Task details:
Within this material, how many lines have the string "campaigns" in them? The answer is a number, with nothing added.

######

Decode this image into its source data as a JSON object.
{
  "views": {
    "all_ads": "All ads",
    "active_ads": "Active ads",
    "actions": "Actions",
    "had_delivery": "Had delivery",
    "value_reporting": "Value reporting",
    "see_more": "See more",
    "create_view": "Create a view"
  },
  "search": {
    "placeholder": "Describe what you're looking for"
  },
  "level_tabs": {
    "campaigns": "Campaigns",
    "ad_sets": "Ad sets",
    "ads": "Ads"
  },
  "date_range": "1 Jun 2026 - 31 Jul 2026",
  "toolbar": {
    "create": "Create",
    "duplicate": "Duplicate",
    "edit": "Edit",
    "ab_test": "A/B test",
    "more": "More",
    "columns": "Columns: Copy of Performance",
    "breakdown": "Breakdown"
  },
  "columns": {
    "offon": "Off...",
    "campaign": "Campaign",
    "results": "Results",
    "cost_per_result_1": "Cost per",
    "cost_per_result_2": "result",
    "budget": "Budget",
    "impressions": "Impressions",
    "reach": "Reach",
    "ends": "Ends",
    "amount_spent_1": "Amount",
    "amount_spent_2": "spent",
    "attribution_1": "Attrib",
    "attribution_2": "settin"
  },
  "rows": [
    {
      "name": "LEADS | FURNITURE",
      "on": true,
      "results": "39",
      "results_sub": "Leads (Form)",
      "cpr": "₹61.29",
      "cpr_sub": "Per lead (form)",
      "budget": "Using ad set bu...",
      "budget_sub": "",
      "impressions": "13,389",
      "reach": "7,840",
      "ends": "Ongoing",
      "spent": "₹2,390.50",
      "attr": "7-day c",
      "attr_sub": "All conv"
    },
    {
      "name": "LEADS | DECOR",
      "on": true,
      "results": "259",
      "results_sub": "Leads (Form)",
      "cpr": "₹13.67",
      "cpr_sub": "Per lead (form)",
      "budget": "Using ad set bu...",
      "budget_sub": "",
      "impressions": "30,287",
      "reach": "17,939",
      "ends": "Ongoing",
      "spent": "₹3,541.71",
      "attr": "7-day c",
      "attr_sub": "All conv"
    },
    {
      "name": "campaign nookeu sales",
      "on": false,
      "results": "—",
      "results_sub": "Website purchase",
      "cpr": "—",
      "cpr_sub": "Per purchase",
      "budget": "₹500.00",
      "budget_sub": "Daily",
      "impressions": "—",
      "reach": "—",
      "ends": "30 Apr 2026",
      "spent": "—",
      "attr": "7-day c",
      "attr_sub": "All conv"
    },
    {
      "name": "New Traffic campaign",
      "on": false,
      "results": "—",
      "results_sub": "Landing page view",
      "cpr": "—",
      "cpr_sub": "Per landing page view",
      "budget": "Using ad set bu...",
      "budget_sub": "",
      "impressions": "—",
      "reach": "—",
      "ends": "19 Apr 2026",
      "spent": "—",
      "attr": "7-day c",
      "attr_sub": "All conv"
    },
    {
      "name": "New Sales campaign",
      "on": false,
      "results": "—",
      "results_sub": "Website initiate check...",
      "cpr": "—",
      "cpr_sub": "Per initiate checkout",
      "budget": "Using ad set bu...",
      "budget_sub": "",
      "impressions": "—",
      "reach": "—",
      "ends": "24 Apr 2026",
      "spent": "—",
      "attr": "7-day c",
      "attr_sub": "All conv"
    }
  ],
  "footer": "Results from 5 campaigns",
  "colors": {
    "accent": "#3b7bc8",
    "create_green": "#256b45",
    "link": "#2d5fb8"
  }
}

######

Correct response:
2